→ The task
Copy out each line that includes the word "kind".

BEGIN Material

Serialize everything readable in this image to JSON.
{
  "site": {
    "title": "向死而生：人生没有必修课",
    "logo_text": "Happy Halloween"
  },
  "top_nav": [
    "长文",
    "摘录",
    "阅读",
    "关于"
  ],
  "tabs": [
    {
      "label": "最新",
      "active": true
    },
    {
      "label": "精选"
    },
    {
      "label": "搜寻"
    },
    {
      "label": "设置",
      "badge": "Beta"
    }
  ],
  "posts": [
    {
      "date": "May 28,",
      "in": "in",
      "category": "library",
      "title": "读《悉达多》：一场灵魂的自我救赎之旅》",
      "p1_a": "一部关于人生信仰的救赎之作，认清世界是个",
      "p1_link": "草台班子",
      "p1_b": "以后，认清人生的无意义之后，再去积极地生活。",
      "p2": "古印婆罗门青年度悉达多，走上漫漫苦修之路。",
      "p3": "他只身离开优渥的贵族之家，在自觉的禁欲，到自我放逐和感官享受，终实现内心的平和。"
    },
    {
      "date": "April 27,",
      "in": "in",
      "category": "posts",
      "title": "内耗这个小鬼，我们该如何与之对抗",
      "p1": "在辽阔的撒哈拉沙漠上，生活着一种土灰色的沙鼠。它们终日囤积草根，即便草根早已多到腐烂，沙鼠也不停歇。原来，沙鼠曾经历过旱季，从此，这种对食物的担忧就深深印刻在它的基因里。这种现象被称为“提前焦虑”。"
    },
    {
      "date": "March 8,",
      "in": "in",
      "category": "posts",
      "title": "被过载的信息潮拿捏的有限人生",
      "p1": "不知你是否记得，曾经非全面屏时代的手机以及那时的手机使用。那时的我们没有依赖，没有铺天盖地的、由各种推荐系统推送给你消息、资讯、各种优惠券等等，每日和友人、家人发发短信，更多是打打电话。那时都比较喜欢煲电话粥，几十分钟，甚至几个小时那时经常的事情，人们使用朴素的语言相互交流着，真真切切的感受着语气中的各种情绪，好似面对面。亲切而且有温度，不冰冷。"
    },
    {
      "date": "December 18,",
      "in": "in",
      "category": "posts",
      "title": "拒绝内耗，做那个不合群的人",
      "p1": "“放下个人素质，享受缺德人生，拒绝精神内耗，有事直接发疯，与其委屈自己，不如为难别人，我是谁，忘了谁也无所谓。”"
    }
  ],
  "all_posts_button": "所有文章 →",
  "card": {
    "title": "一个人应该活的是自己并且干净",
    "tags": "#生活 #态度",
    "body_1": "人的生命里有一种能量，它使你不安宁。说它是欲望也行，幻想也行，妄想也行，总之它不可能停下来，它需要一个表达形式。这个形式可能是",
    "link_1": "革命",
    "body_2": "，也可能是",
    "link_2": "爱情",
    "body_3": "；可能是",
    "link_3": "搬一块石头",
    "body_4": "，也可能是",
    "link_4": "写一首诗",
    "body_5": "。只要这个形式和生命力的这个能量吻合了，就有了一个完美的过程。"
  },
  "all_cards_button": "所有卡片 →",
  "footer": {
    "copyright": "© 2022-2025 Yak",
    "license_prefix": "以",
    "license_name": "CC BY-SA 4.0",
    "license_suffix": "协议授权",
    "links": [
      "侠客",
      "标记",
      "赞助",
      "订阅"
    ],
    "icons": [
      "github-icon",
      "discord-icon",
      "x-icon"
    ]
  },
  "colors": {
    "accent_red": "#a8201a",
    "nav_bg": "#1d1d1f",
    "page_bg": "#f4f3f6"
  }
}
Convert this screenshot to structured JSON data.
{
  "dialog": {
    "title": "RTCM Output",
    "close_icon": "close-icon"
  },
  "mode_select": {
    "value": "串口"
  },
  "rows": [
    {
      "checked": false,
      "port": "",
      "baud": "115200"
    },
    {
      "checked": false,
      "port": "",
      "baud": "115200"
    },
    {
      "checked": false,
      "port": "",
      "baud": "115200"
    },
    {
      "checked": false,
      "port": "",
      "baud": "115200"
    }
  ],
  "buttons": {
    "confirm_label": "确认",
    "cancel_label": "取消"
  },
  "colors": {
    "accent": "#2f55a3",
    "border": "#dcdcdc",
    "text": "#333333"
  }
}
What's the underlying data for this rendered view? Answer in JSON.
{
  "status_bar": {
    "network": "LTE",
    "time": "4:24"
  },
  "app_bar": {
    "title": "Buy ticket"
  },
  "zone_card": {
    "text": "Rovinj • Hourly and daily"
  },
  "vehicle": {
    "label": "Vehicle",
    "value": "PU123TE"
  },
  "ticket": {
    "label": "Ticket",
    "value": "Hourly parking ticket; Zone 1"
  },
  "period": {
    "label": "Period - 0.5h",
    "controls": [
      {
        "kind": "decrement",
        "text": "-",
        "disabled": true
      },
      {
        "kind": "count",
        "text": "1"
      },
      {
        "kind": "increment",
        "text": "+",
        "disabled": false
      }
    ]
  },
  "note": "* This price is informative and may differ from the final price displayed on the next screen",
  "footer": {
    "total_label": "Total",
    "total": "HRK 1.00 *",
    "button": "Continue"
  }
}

END Material

→ Reply
        "kind": "decrement",
        "kind": "count",
        "kind": "increment",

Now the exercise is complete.